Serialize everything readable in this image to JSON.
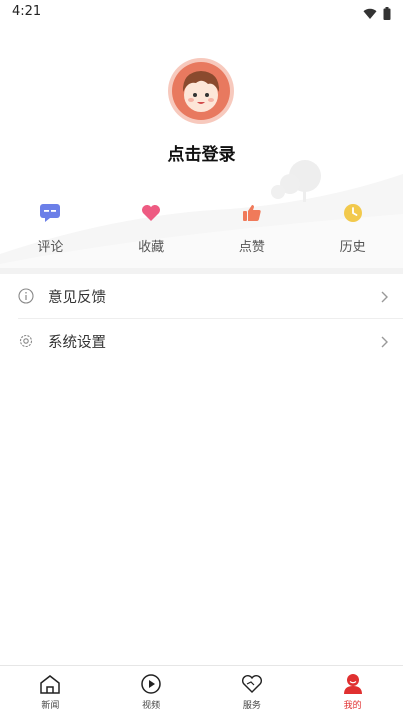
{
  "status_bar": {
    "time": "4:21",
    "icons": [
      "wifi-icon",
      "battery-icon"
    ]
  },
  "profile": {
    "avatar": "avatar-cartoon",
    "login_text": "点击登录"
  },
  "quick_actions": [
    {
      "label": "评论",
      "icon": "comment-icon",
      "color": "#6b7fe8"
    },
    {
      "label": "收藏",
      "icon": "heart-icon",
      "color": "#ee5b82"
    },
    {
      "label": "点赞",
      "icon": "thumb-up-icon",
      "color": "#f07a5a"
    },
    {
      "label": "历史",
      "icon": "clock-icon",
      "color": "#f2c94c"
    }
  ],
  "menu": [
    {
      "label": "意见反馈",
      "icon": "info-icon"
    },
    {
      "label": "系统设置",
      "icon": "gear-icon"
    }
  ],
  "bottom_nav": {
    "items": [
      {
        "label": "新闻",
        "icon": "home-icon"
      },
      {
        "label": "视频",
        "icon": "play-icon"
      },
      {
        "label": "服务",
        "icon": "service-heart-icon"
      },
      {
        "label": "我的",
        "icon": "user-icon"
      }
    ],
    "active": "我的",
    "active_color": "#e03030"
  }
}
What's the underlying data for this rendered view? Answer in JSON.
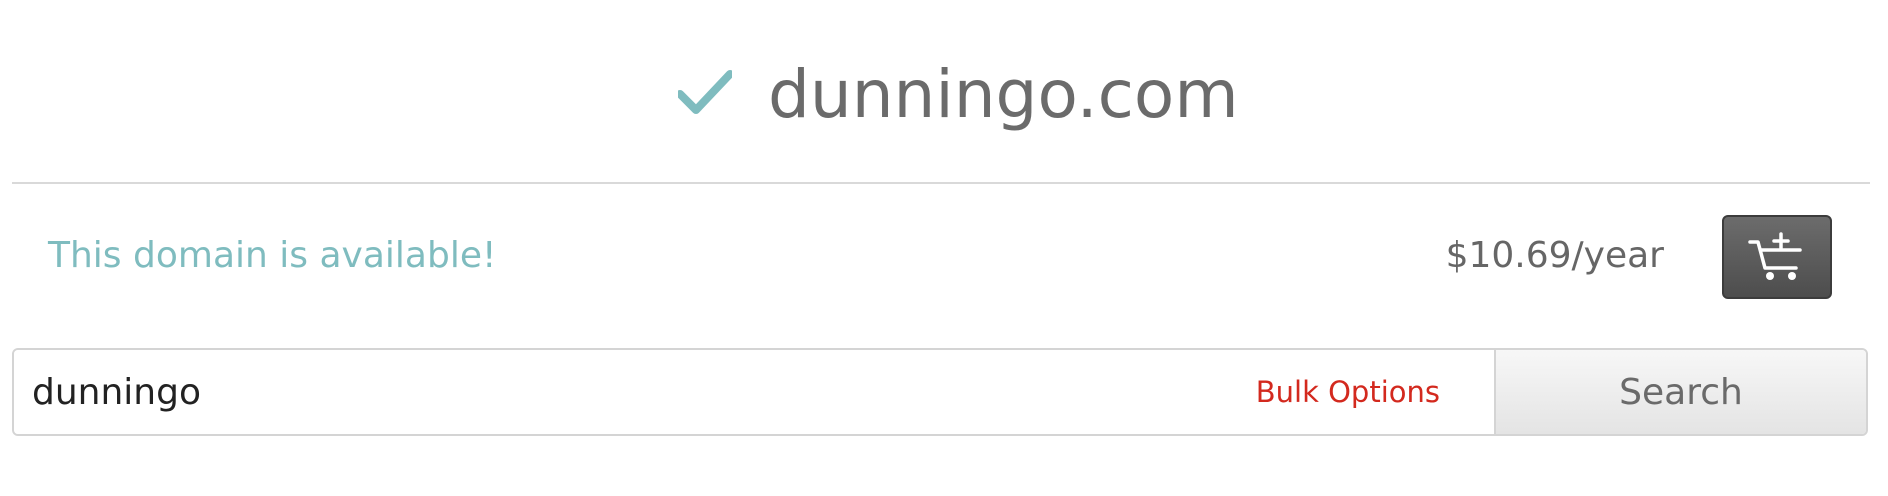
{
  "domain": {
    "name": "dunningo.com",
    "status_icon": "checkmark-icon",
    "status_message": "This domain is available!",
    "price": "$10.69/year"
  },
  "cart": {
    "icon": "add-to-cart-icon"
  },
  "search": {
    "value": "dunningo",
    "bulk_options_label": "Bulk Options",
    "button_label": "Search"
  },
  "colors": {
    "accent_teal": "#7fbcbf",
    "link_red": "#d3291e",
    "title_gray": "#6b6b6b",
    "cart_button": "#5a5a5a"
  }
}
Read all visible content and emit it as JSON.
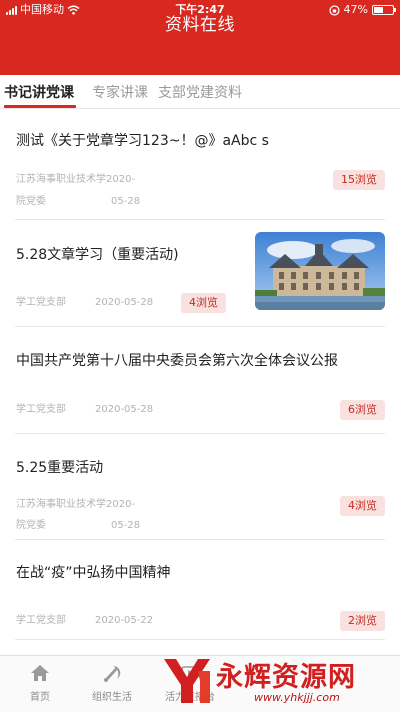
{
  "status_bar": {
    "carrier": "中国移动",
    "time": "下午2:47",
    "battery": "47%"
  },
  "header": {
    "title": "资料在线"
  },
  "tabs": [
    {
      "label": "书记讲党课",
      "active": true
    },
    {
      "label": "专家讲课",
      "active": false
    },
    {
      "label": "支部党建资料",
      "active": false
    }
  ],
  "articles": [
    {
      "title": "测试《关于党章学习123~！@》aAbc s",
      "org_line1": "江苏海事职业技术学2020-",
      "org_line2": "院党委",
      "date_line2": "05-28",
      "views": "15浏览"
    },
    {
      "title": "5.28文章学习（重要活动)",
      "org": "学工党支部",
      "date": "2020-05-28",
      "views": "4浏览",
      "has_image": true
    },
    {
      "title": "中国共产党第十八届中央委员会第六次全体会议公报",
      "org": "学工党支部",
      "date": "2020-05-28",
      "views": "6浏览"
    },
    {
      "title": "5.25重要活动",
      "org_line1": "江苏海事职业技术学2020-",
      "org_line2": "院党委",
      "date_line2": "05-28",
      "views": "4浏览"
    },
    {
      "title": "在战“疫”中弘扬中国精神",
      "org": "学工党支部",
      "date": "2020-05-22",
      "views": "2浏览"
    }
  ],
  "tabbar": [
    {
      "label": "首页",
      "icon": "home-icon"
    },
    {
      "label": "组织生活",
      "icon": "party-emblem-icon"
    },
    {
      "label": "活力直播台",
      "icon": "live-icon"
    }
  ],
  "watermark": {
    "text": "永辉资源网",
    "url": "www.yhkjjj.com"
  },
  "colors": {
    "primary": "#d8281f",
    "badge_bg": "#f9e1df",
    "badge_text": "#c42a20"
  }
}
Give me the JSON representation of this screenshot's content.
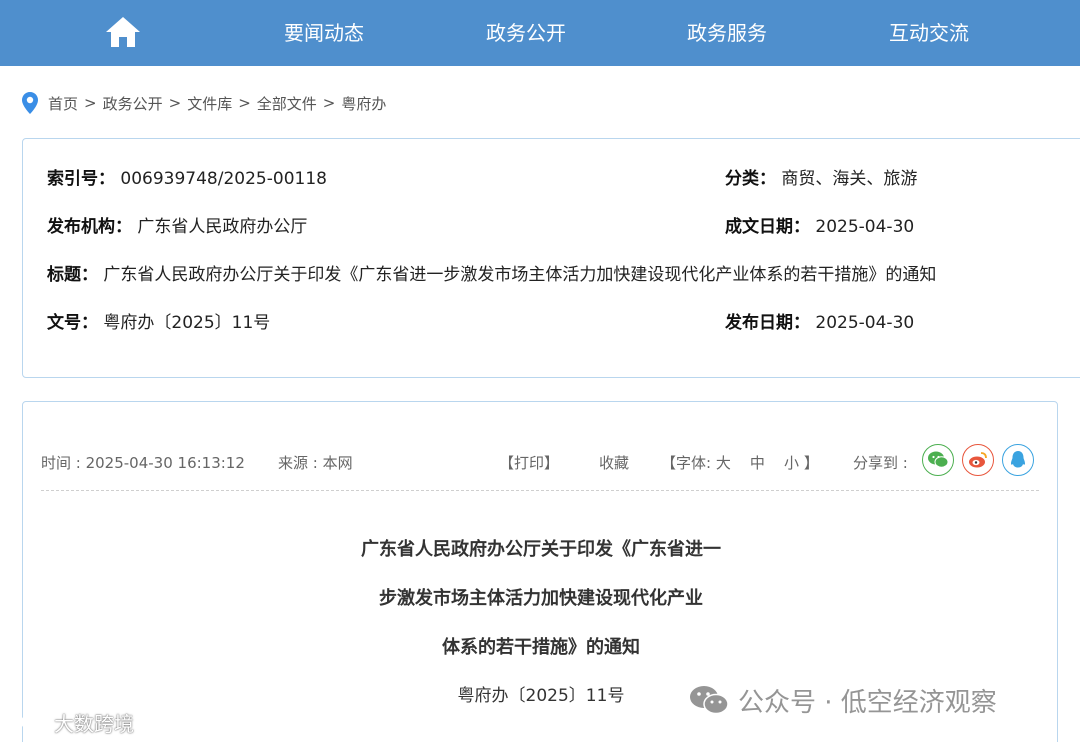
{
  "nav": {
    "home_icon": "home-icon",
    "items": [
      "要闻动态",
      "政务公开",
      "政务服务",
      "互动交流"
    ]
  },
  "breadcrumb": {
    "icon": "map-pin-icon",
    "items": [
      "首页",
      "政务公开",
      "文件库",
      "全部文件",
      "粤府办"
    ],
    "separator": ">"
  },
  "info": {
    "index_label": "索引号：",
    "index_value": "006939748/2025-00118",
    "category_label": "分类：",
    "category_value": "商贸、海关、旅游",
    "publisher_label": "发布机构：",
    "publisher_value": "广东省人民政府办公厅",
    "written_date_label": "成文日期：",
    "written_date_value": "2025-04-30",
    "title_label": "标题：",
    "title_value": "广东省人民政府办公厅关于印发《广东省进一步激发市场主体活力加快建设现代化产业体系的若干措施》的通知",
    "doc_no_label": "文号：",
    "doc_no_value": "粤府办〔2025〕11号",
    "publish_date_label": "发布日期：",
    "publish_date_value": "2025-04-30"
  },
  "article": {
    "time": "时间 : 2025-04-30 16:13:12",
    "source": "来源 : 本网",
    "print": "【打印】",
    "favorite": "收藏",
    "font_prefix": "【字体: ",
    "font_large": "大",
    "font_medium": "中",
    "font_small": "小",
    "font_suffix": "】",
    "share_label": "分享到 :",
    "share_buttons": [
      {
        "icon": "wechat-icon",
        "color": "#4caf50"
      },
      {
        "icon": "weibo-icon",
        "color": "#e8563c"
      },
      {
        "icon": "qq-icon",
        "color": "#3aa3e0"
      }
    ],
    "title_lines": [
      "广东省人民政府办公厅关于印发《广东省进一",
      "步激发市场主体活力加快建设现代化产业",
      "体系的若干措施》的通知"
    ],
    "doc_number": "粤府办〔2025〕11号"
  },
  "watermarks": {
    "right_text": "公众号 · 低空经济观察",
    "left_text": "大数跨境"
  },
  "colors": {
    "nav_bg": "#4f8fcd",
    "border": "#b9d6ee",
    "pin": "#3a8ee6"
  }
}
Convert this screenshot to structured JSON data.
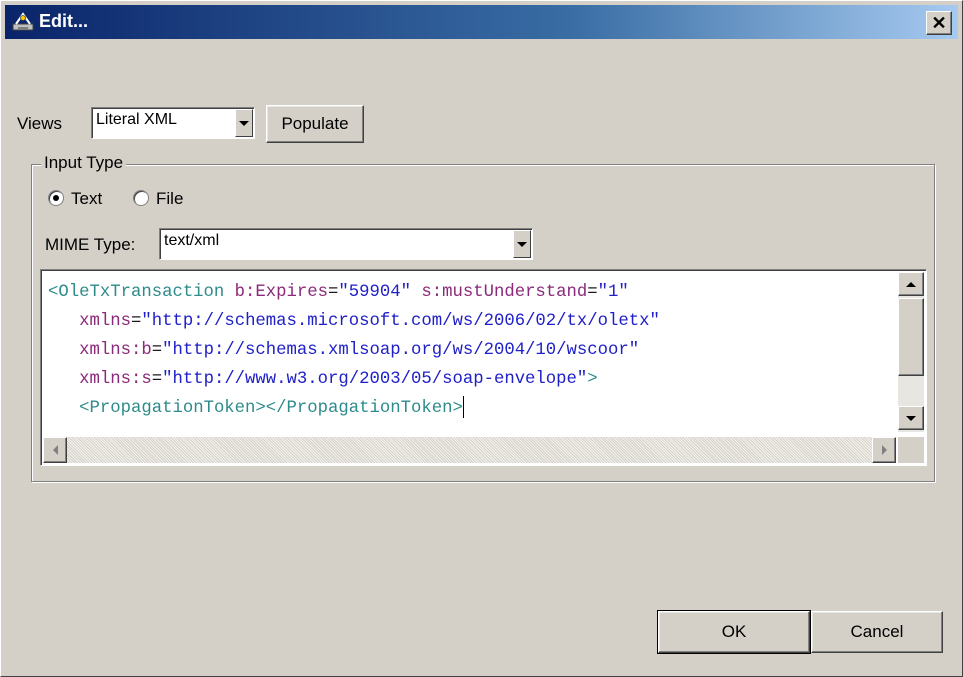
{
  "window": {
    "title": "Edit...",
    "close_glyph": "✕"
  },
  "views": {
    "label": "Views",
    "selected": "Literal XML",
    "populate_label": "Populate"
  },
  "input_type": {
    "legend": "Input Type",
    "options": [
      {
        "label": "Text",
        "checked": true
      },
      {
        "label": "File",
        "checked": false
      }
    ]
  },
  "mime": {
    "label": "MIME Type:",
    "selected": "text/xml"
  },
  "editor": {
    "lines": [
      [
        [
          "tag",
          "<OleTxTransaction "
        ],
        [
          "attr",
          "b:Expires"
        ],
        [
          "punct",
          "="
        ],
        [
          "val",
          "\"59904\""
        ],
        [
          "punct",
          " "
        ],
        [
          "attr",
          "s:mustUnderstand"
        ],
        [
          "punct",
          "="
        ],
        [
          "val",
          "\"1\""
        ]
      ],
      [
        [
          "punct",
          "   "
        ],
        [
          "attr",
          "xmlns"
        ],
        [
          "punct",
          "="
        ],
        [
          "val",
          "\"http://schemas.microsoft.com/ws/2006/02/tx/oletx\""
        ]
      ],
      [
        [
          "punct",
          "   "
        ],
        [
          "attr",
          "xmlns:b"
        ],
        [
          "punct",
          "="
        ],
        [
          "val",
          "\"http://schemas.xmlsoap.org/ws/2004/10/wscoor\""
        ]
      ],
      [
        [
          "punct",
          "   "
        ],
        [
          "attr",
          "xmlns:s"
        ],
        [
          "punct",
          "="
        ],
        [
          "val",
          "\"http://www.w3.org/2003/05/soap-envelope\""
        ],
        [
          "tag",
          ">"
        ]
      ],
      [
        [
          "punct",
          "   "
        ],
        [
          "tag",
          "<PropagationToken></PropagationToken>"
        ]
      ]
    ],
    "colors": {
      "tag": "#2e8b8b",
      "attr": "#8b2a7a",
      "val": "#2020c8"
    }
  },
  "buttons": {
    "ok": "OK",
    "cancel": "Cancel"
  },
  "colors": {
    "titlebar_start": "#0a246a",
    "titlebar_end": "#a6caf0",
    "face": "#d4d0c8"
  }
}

◆ Your instructions:
Leave out the pictures and restate everything else word for word.

◆ Task solution:
Serialize everything readable in this image to JSON.
{
  "status_bar": {
    "time": "4:21",
    "icons": [
      "wifi-icon",
      "battery-icon"
    ]
  },
  "profile": {
    "avatar": "avatar-cartoon",
    "login_text": "点击登录"
  },
  "quick_actions": [
    {
      "label": "评论",
      "icon": "comment-icon",
      "color": "#6b7fe8"
    },
    {
      "label": "收藏",
      "icon": "heart-icon",
      "color": "#ee5b82"
    },
    {
      "label": "点赞",
      "icon": "thumb-up-icon",
      "color": "#f07a5a"
    },
    {
      "label": "历史",
      "icon": "clock-icon",
      "color": "#f2c94c"
    }
  ],
  "menu": [
    {
      "label": "意见反馈",
      "icon": "info-icon"
    },
    {
      "label": "系统设置",
      "icon": "gear-icon"
    }
  ],
  "bottom_nav": {
    "items": [
      {
        "label": "新闻",
        "icon": "home-icon"
      },
      {
        "label": "视频",
        "icon": "play-icon"
      },
      {
        "label": "服务",
        "icon": "service-heart-icon"
      },
      {
        "label": "我的",
        "icon": "user-icon"
      }
    ],
    "active": "我的",
    "active_color": "#e03030"
  }
}
What's the underlying data for this rendered view? Answer in JSON.
{
  "domain": {
    "name": "dunningo.com",
    "status_icon": "checkmark-icon",
    "status_message": "This domain is available!",
    "price": "$10.69/year"
  },
  "cart": {
    "icon": "add-to-cart-icon"
  },
  "search": {
    "value": "dunningo",
    "bulk_options_label": "Bulk Options",
    "button_label": "Search"
  },
  "colors": {
    "accent_teal": "#7fbcbf",
    "link_red": "#d3291e",
    "title_gray": "#6b6b6b",
    "cart_button": "#5a5a5a"
  }
}
Read all visible content and emit it as JSON.
{
  "status_bar": {
    "carrier": "中国移动",
    "time": "下午2:47",
    "battery": "47%"
  },
  "header": {
    "title": "资料在线"
  },
  "tabs": [
    {
      "label": "书记讲党课",
      "active": true
    },
    {
      "label": "专家讲课",
      "active": false
    },
    {
      "label": "支部党建资料",
      "active": false
    }
  ],
  "articles": [
    {
      "title": "测试《关于党章学习123~！@》aAbc s",
      "org_line1": "江苏海事职业技术学2020-",
      "org_line2": "院党委",
      "date_line2": "05-28",
      "views": "15浏览"
    },
    {
      "title": "5.28文章学习（重要活动)",
      "org": "学工党支部",
      "date": "2020-05-28",
      "views": "4浏览",
      "has_image": true
    },
    {
      "title": "中国共产党第十八届中央委员会第六次全体会议公报",
      "org": "学工党支部",
      "date": "2020-05-28",
      "views": "6浏览"
    },
    {
      "title": "5.25重要活动",
      "org_line1": "江苏海事职业技术学2020-",
      "org_line2": "院党委",
      "date_line2": "05-28",
      "views": "4浏览"
    },
    {
      "title": "在战“疫”中弘扬中国精神",
      "org": "学工党支部",
      "date": "2020-05-22",
      "views": "2浏览"
    }
  ],
  "tabbar": [
    {
      "label": "首页",
      "icon": "home-icon"
    },
    {
      "label": "组织生活",
      "icon": "party-emblem-icon"
    },
    {
      "label": "活力直播台",
      "icon": "live-icon"
    }
  ],
  "watermark": {
    "text": "永辉资源网",
    "url": "www.yhkjjj.com"
  },
  "colors": {
    "primary": "#d8281f",
    "badge_bg": "#f9e1df",
    "badge_text": "#c42a20"
  }
}
Give me the JSON representation of this screenshot's content.
{
  "nav": {
    "home_icon": "home-icon",
    "items": [
      "要闻动态",
      "政务公开",
      "政务服务",
      "互动交流"
    ]
  },
  "breadcrumb": {
    "icon": "map-pin-icon",
    "items": [
      "首页",
      "政务公开",
      "文件库",
      "全部文件",
      "粤府办"
    ],
    "separator": ">"
  },
  "info": {
    "index_label": "索引号：",
    "index_value": "006939748/2025-00118",
    "category_label": "分类：",
    "category_value": "商贸、海关、旅游",
    "publisher_label": "发布机构：",
    "publisher_value": "广东省人民政府办公厅",
    "written_date_label": "成文日期：",
    "written_date_value": "2025-04-30",
    "title_label": "标题：",
    "title_value": "广东省人民政府办公厅关于印发《广东省进一步激发市场主体活力加快建设现代化产业体系的若干措施》的通知",
    "doc_no_label": "文号：",
    "doc_no_value": "粤府办〔2025〕11号",
    "publish_date_label": "发布日期：",
    "publish_date_value": "2025-04-30"
  },
  "article": {
    "time": "时间 : 2025-04-30 16:13:12",
    "source": "来源 : 本网",
    "print": "【打印】",
    "favorite": "收藏",
    "font_prefix": "【字体: ",
    "font_large": "大",
    "font_medium": "中",
    "font_small": "小",
    "font_suffix": "】",
    "share_label": "分享到 :",
    "share_buttons": [
      {
        "icon": "wechat-icon",
        "color": "#4caf50"
      },
      {
        "icon": "weibo-icon",
        "color": "#e8563c"
      },
      {
        "icon": "qq-icon",
        "color": "#3aa3e0"
      }
    ],
    "title_lines": [
      "广东省人民政府办公厅关于印发《广东省进一",
      "步激发市场主体活力加快建设现代化产业",
      "体系的若干措施》的通知"
    ],
    "doc_number": "粤府办〔2025〕11号"
  },
  "watermarks": {
    "right_text": "公众号 · 低空经济观察",
    "left_text": "大数跨境"
  },
  "colors": {
    "nav_bg": "#4f8fcd",
    "border": "#b9d6ee",
    "pin": "#3a8ee6"
  }
}
Convert this screenshot to structured JSON data.
{
  "window": {
    "title": "Edit...",
    "close_glyph": "✕"
  },
  "views": {
    "label": "Views",
    "selected": "Literal XML",
    "populate_label": "Populate"
  },
  "input_type": {
    "legend": "Input Type",
    "options": [
      {
        "label": "Text",
        "checked": true
      },
      {
        "label": "File",
        "checked": false
      }
    ]
  },
  "mime": {
    "label": "MIME Type:",
    "selected": "text/xml"
  },
  "editor": {
    "lines": [
      [
        [
          "tag",
          "<OleTxTransaction "
        ],
        [
          "attr",
          "b:Expires"
        ],
        [
          "punct",
          "="
        ],
        [
          "val",
          "\"59904\""
        ],
        [
          "punct",
          " "
        ],
        [
          "attr",
          "s:mustUnderstand"
        ],
        [
          "punct",
          "="
        ],
        [
          "val",
          "\"1\""
        ]
      ],
      [
        [
          "punct",
          "   "
        ],
        [
          "attr",
          "xmlns"
        ],
        [
          "punct",
          "="
        ],
        [
          "val",
          "\"http://schemas.microsoft.com/ws/2006/02/tx/oletx\""
        ]
      ],
      [
        [
          "punct",
          "   "
        ],
        [
          "attr",
          "xmlns:b"
        ],
        [
          "punct",
          "="
        ],
        [
          "val",
          "\"http://schemas.xmlsoap.org/ws/2004/10/wscoor\""
        ]
      ],
      [
        [
          "punct",
          "   "
        ],
        [
          "attr",
          "xmlns:s"
        ],
        [
          "punct",
          "="
        ],
        [
          "val",
          "\"http://www.w3.org/2003/05/soap-envelope\""
        ],
        [
          "tag",
          ">"
        ]
      ],
      [
        [
          "punct",
          "   "
        ],
        [
          "tag",
          "<PropagationToken></PropagationToken>"
        ]
      ]
    ],
    "colors": {
      "tag": "#2e8b8b",
      "attr": "#8b2a7a",
      "val": "#2020c8"
    }
  },
  "buttons": {
    "ok": "OK",
    "cancel": "Cancel"
  },
  "colors": {
    "titlebar_start": "#0a246a",
    "titlebar_end": "#a6caf0",
    "face": "#d4d0c8"
  }
}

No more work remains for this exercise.